Data shown
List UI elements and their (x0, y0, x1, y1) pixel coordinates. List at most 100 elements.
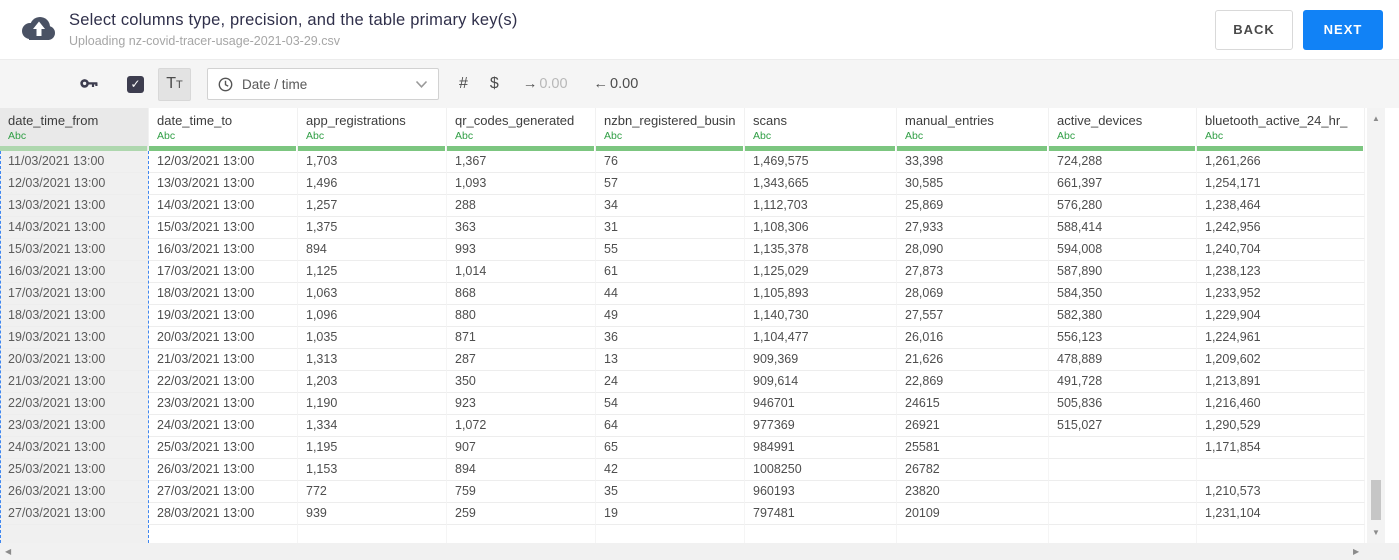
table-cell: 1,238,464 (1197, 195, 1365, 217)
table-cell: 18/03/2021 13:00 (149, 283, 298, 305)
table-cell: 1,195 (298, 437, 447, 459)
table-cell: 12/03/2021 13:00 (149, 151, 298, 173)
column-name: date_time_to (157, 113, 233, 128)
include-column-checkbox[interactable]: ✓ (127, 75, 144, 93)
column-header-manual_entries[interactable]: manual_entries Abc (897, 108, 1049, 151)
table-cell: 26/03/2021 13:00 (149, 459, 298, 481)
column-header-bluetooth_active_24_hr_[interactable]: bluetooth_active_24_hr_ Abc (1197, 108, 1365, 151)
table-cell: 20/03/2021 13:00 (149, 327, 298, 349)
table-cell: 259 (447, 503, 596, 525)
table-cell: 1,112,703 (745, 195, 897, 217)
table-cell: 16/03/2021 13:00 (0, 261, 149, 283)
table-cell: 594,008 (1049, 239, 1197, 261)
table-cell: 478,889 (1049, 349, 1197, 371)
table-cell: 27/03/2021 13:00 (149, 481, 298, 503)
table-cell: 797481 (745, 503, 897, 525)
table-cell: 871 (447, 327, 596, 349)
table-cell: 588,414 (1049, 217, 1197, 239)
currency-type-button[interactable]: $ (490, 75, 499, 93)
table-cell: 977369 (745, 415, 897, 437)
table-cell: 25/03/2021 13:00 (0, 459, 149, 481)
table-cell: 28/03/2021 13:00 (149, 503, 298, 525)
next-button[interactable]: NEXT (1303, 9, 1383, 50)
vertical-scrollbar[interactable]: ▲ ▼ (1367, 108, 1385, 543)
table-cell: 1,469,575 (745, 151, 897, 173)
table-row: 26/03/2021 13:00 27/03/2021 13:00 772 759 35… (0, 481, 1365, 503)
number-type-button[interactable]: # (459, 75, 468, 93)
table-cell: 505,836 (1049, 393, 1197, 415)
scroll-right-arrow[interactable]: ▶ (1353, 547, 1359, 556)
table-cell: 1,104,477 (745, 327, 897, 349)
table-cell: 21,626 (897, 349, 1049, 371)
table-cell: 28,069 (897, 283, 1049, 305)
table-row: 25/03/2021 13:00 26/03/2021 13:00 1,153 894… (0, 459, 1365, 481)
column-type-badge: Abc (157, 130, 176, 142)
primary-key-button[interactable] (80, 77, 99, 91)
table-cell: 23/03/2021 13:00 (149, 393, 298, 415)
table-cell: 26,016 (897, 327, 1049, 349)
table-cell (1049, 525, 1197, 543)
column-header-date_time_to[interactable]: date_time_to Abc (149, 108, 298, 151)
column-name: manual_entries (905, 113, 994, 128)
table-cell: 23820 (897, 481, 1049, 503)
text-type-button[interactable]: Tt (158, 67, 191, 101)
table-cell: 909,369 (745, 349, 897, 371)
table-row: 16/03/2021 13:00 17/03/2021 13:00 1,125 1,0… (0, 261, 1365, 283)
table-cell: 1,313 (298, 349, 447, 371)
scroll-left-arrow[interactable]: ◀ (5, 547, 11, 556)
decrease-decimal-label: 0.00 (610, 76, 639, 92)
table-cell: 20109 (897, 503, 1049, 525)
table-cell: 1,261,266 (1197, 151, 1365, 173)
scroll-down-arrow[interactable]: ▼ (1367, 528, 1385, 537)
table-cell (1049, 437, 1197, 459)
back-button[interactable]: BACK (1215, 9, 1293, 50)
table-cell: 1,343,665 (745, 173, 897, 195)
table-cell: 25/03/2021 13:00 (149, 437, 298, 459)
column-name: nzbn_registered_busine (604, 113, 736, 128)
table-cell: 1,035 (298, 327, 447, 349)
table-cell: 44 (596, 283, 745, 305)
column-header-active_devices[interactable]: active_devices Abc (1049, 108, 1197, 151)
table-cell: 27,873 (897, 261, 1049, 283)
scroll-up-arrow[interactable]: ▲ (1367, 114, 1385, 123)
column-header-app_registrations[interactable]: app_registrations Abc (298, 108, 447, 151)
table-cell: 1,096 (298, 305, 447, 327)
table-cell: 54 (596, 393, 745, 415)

What is asked
Reproduce every line of the material above word for word, leaving out the picture.

Answer
List UI elements and their (x0, y0, x1, y1) pixel coordinates. List at most 100 elements.
table-cell: 1,238,464 (1197, 195, 1365, 217)
table-cell: 18/03/2021 13:00 (149, 283, 298, 305)
table-cell: 1,195 (298, 437, 447, 459)
table-cell: 12/03/2021 13:00 (149, 151, 298, 173)
column-name: date_time_to (157, 113, 233, 128)
include-column-checkbox[interactable]: ✓ (127, 75, 144, 93)
column-header-manual_entries[interactable]: manual_entries Abc (897, 108, 1049, 151)
table-cell: 26/03/2021 13:00 (149, 459, 298, 481)
column-header-bluetooth_active_24_hr_[interactable]: bluetooth_active_24_hr_ Abc (1197, 108, 1365, 151)
table-cell: 20/03/2021 13:00 (149, 327, 298, 349)
table-cell: 259 (447, 503, 596, 525)
table-cell: 1,112,703 (745, 195, 897, 217)
table-cell: 16/03/2021 13:00 (0, 261, 149, 283)
table-cell: 594,008 (1049, 239, 1197, 261)
table-cell: 478,889 (1049, 349, 1197, 371)
table-cell: 27/03/2021 13:00 (149, 481, 298, 503)
table-cell: 797481 (745, 503, 897, 525)
table-cell: 871 (447, 327, 596, 349)
table-cell: 588,414 (1049, 217, 1197, 239)
currency-type-button[interactable]: $ (490, 75, 499, 93)
table-cell: 977369 (745, 415, 897, 437)
table-cell: 25/03/2021 13:00 (0, 459, 149, 481)
table-cell: 28/03/2021 13:00 (149, 503, 298, 525)
next-button[interactable]: NEXT (1303, 9, 1383, 50)
vertical-scrollbar[interactable]: ▲ ▼ (1367, 108, 1385, 543)
table-cell: 1,469,575 (745, 151, 897, 173)
table-row: 26/03/2021 13:00 27/03/2021 13:00 772 759 35… (0, 481, 1365, 503)
number-type-button[interactable]: # (459, 75, 468, 93)
table-cell: 505,836 (1049, 393, 1197, 415)
scroll-right-arrow[interactable]: ▶ (1353, 547, 1359, 556)
table-cell: 1,104,477 (745, 327, 897, 349)
table-cell: 21,626 (897, 349, 1049, 371)
table-cell: 28,069 (897, 283, 1049, 305)
table-row: 25/03/2021 13:00 26/03/2021 13:00 1,153 894… (0, 459, 1365, 481)
column-type-badge: Abc (157, 130, 176, 142)
primary-key-button[interactable] (80, 77, 99, 91)
table-cell: 23/03/2021 13:00 (149, 393, 298, 415)
table-cell: 26,016 (897, 327, 1049, 349)
table-cell (1049, 525, 1197, 543)
column-header-date_time_to[interactable]: date_time_to Abc (149, 108, 298, 151)
column-name: manual_entries (905, 113, 994, 128)
table-cell: 23820 (897, 481, 1049, 503)
text-type-button[interactable]: Tt (158, 67, 191, 101)
table-cell: 909,369 (745, 349, 897, 371)
table-row: 16/03/2021 13:00 17/03/2021 13:00 1,125 1,0… (0, 261, 1365, 283)
table-cell: 1,313 (298, 349, 447, 371)
scroll-left-arrow[interactable]: ◀ (5, 547, 11, 556)
decrease-decimal-label: 0.00 (610, 76, 639, 92)
table-cell: 20109 (897, 503, 1049, 525)
table-cell: 1,261,266 (1197, 151, 1365, 173)
scroll-down-arrow[interactable]: ▼ (1367, 528, 1385, 537)
table-cell (1049, 437, 1197, 459)
back-button[interactable]: BACK (1215, 9, 1293, 50)
table-cell: 1,343,665 (745, 173, 897, 195)
table-cell: 25/03/2021 13:00 (149, 437, 298, 459)
column-name: nzbn_registered_busine (604, 113, 736, 128)
table-cell: 1,035 (298, 327, 447, 349)
table-cell: 44 (596, 283, 745, 305)
column-header-active_devices[interactable]: active_devices Abc (1049, 108, 1197, 151)
table-cell: 27,873 (897, 261, 1049, 283)
scroll-up-arrow[interactable]: ▲ (1367, 114, 1385, 123)
column-header-app_registrations[interactable]: app_registrations Abc (298, 108, 447, 151)
table-cell: 1,096 (298, 305, 447, 327)
table-cell: 54 (596, 393, 745, 415)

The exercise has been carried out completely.